*Task to carry out*
An exact transcription of the entries is required, with none of the pictures carried over.

[Figure content listings]
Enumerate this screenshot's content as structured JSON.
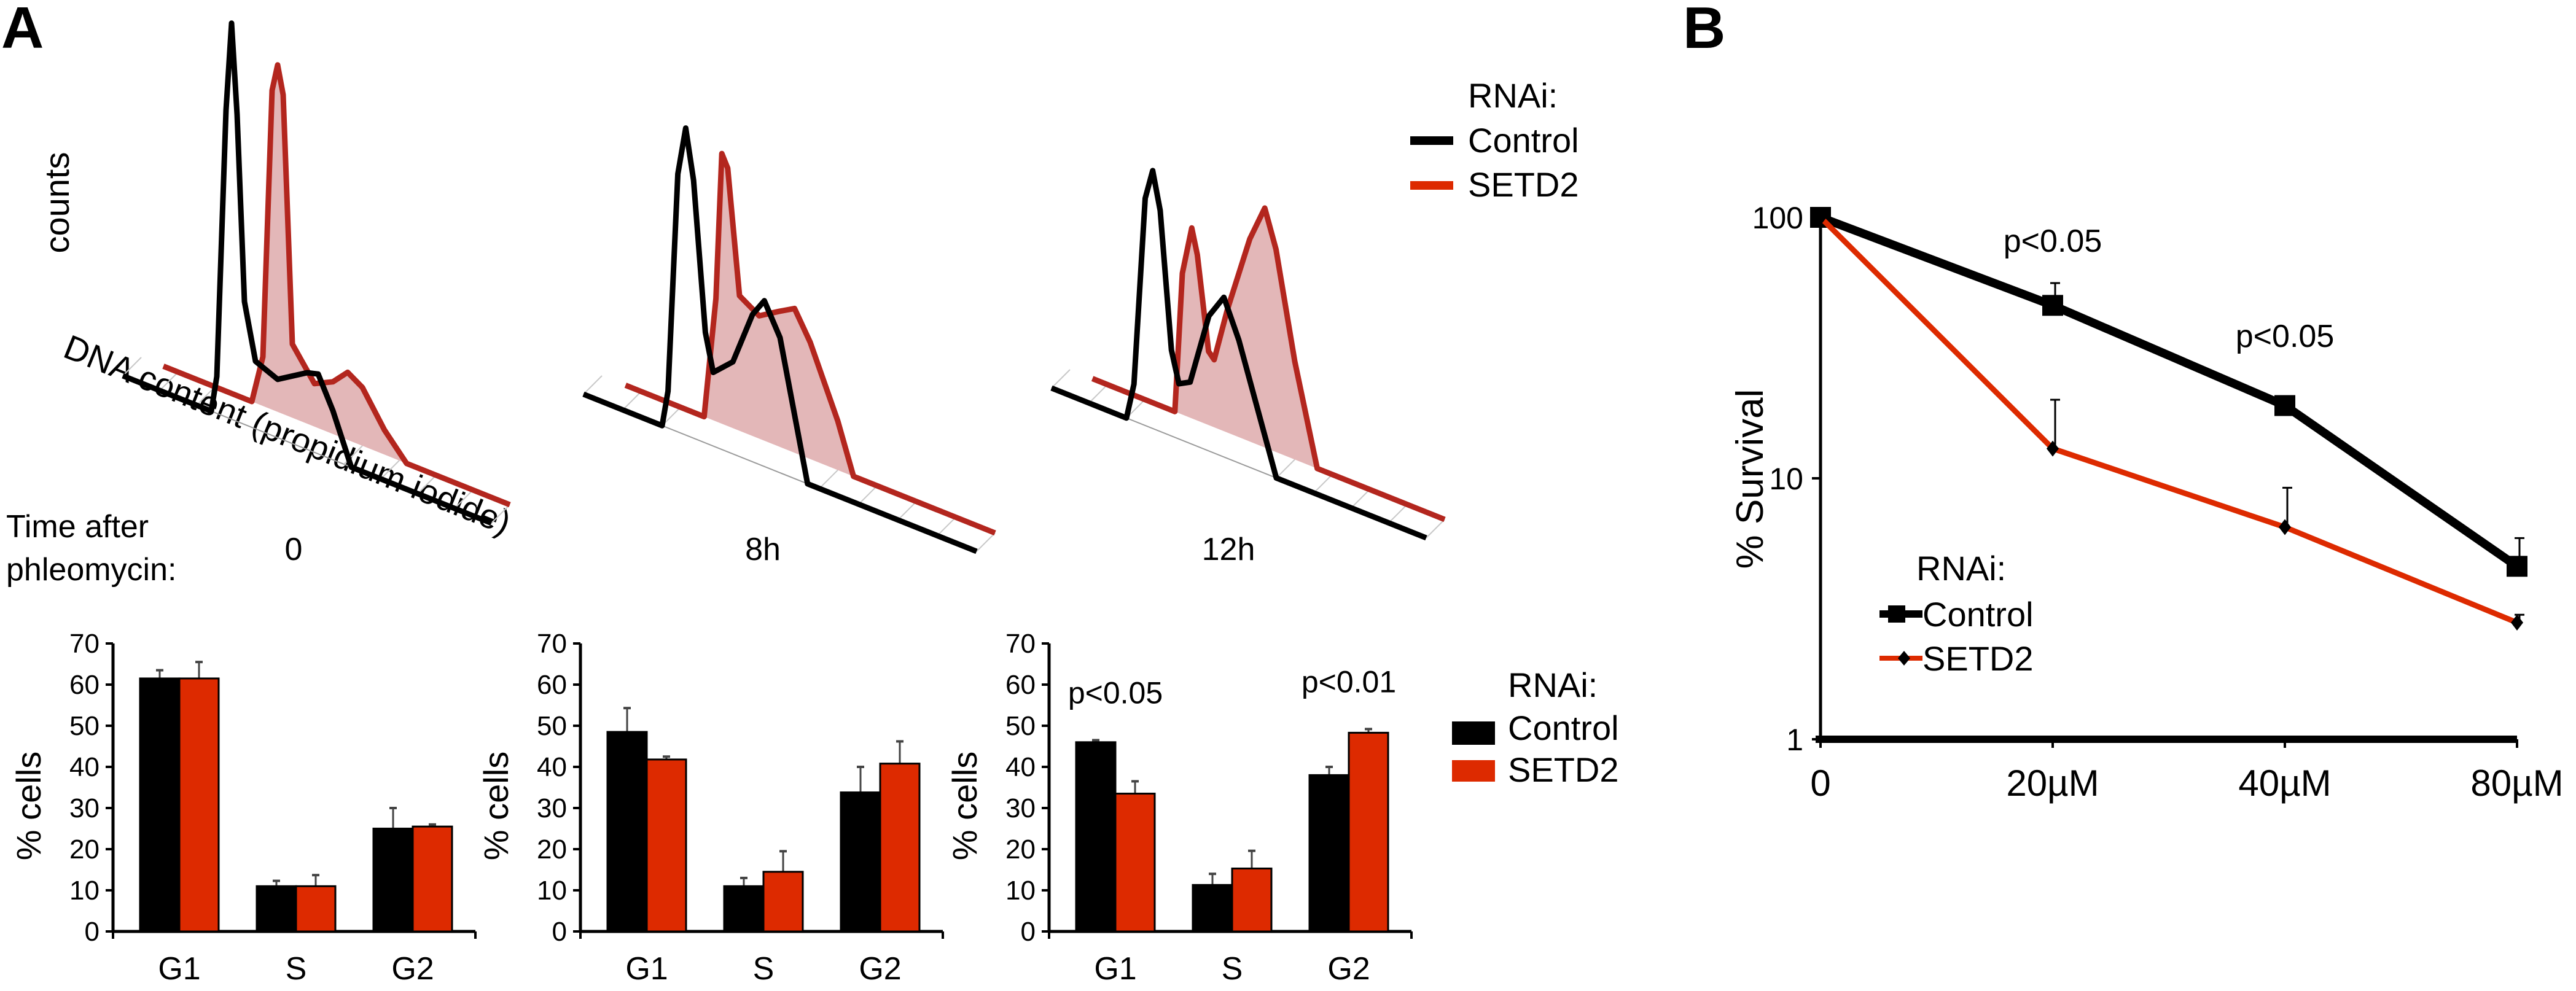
{
  "panels": {
    "A": {
      "label": "A"
    },
    "B": {
      "label": "B"
    }
  },
  "colors": {
    "control": "#000000",
    "setd2": "#dd2a00",
    "setd2_line": "#b3261e",
    "setd2_fill": "#e2b3b4",
    "baseline": "#9a9a9a"
  },
  "histograms": {
    "y_label": "counts",
    "x_label": "DNA content (propidium iodide)",
    "legend": {
      "title": "RNAi:",
      "items": [
        "Control",
        "SETD2"
      ]
    },
    "time_label_line1": "Time after",
    "time_label_line2": "phleomycin:",
    "timepoints": [
      "0",
      "8h",
      "12h"
    ]
  },
  "bar_legend": {
    "title": "RNAi:",
    "items": [
      "Control",
      "SETD2"
    ]
  },
  "chart_data": [
    {
      "type": "bar",
      "title": "0",
      "categories": [
        "G1",
        "S",
        "G2"
      ],
      "ylabel": "% cells",
      "xlabel": "",
      "ylim": [
        0,
        70
      ],
      "yticks": [
        0,
        10,
        20,
        30,
        40,
        50,
        60,
        70
      ],
      "series": [
        {
          "name": "Control",
          "values": [
            61.5,
            11,
            25
          ],
          "error_upper": [
            63.5,
            12.3,
            30
          ]
        },
        {
          "name": "SETD2",
          "values": [
            61.5,
            11,
            25.5
          ],
          "error_upper": [
            65.5,
            13.7,
            26
          ]
        }
      ],
      "annotations": []
    },
    {
      "type": "bar",
      "title": "8h",
      "categories": [
        "G1",
        "S",
        "G2"
      ],
      "ylabel": "% cells",
      "xlabel": "",
      "ylim": [
        0,
        70
      ],
      "yticks": [
        0,
        10,
        20,
        30,
        40,
        50,
        60,
        70
      ],
      "series": [
        {
          "name": "Control",
          "values": [
            48.5,
            11,
            33.8
          ],
          "error_upper": [
            54.3,
            13,
            40
          ]
        },
        {
          "name": "SETD2",
          "values": [
            41.8,
            14.5,
            40.8
          ],
          "error_upper": [
            42.5,
            19.5,
            46.2
          ]
        }
      ],
      "annotations": []
    },
    {
      "type": "bar",
      "title": "12h",
      "categories": [
        "G1",
        "S",
        "G2"
      ],
      "ylabel": "% cells",
      "xlabel": "",
      "ylim": [
        0,
        70
      ],
      "yticks": [
        0,
        10,
        20,
        30,
        40,
        50,
        60,
        70
      ],
      "series": [
        {
          "name": "Control",
          "values": [
            46,
            11.3,
            38
          ],
          "error_upper": [
            46.5,
            14,
            40
          ]
        },
        {
          "name": "SETD2",
          "values": [
            33.5,
            15.3,
            48.3
          ],
          "error_upper": [
            36.5,
            19.6,
            49.2
          ]
        }
      ],
      "annotations": [
        {
          "category": "G1",
          "text": "p<0.05"
        },
        {
          "category": "G2",
          "text": "p<0.01"
        }
      ]
    },
    {
      "type": "line",
      "title": "",
      "x": [
        "0",
        "20µM",
        "40µM",
        "80µM"
      ],
      "ylabel": "% Survival",
      "xlabel": "",
      "yscale": "log",
      "ylim": [
        1,
        100
      ],
      "yticks": [
        1,
        10,
        100
      ],
      "legend": {
        "title": "RNAi:",
        "position": "lower-left"
      },
      "series": [
        {
          "name": "Control",
          "marker": "square",
          "values": [
            100,
            46,
            19,
            4.6
          ],
          "error_upper": [
            100,
            56,
            20,
            5.9
          ]
        },
        {
          "name": "SETD2",
          "marker": "diamond",
          "values": [
            100,
            13,
            6.5,
            2.8
          ],
          "error_upper": [
            100,
            20,
            9.2,
            3.0
          ]
        }
      ],
      "annotations": [
        {
          "between": [
            "0",
            "20µM"
          ],
          "text": "p<0.05"
        },
        {
          "between": [
            "20µM",
            "40µM"
          ],
          "text": "p<0.05"
        }
      ]
    }
  ]
}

*Task answer*
Enumerate this screenshot's content as structured JSON.
{
  "panels": {
    "A": {
      "label": "A"
    },
    "B": {
      "label": "B"
    }
  },
  "colors": {
    "control": "#000000",
    "setd2": "#dd2a00",
    "setd2_line": "#b3261e",
    "setd2_fill": "#e2b3b4",
    "baseline": "#9a9a9a"
  },
  "histograms": {
    "y_label": "counts",
    "x_label": "DNA content (propidium iodide)",
    "legend": {
      "title": "RNAi:",
      "items": [
        "Control",
        "SETD2"
      ]
    },
    "time_label_line1": "Time after",
    "time_label_line2": "phleomycin:",
    "timepoints": [
      "0",
      "8h",
      "12h"
    ]
  },
  "bar_legend": {
    "title": "RNAi:",
    "items": [
      "Control",
      "SETD2"
    ]
  },
  "chart_data": [
    {
      "type": "bar",
      "title": "0",
      "categories": [
        "G1",
        "S",
        "G2"
      ],
      "ylabel": "% cells",
      "xlabel": "",
      "ylim": [
        0,
        70
      ],
      "yticks": [
        0,
        10,
        20,
        30,
        40,
        50,
        60,
        70
      ],
      "series": [
        {
          "name": "Control",
          "values": [
            61.5,
            11,
            25
          ],
          "error_upper": [
            63.5,
            12.3,
            30
          ]
        },
        {
          "name": "SETD2",
          "values": [
            61.5,
            11,
            25.5
          ],
          "error_upper": [
            65.5,
            13.7,
            26
          ]
        }
      ],
      "annotations": []
    },
    {
      "type": "bar",
      "title": "8h",
      "categories": [
        "G1",
        "S",
        "G2"
      ],
      "ylabel": "% cells",
      "xlabel": "",
      "ylim": [
        0,
        70
      ],
      "yticks": [
        0,
        10,
        20,
        30,
        40,
        50,
        60,
        70
      ],
      "series": [
        {
          "name": "Control",
          "values": [
            48.5,
            11,
            33.8
          ],
          "error_upper": [
            54.3,
            13,
            40
          ]
        },
        {
          "name": "SETD2",
          "values": [
            41.8,
            14.5,
            40.8
          ],
          "error_upper": [
            42.5,
            19.5,
            46.2
          ]
        }
      ],
      "annotations": []
    },
    {
      "type": "bar",
      "title": "12h",
      "categories": [
        "G1",
        "S",
        "G2"
      ],
      "ylabel": "% cells",
      "xlabel": "",
      "ylim": [
        0,
        70
      ],
      "yticks": [
        0,
        10,
        20,
        30,
        40,
        50,
        60,
        70
      ],
      "series": [
        {
          "name": "Control",
          "values": [
            46,
            11.3,
            38
          ],
          "error_upper": [
            46.5,
            14,
            40
          ]
        },
        {
          "name": "SETD2",
          "values": [
            33.5,
            15.3,
            48.3
          ],
          "error_upper": [
            36.5,
            19.6,
            49.2
          ]
        }
      ],
      "annotations": [
        {
          "category": "G1",
          "text": "p<0.05"
        },
        {
          "category": "G2",
          "text": "p<0.01"
        }
      ]
    },
    {
      "type": "line",
      "title": "",
      "x": [
        "0",
        "20µM",
        "40µM",
        "80µM"
      ],
      "ylabel": "% Survival",
      "xlabel": "",
      "yscale": "log",
      "ylim": [
        1,
        100
      ],
      "yticks": [
        1,
        10,
        100
      ],
      "legend": {
        "title": "RNAi:",
        "position": "lower-left"
      },
      "series": [
        {
          "name": "Control",
          "marker": "square",
          "values": [
            100,
            46,
            19,
            4.6
          ],
          "error_upper": [
            100,
            56,
            20,
            5.9
          ]
        },
        {
          "name": "SETD2",
          "marker": "diamond",
          "values": [
            100,
            13,
            6.5,
            2.8
          ],
          "error_upper": [
            100,
            20,
            9.2,
            3.0
          ]
        }
      ],
      "annotations": [
        {
          "between": [
            "0",
            "20µM"
          ],
          "text": "p<0.05"
        },
        {
          "between": [
            "20µM",
            "40µM"
          ],
          "text": "p<0.05"
        }
      ]
    }
  ]
}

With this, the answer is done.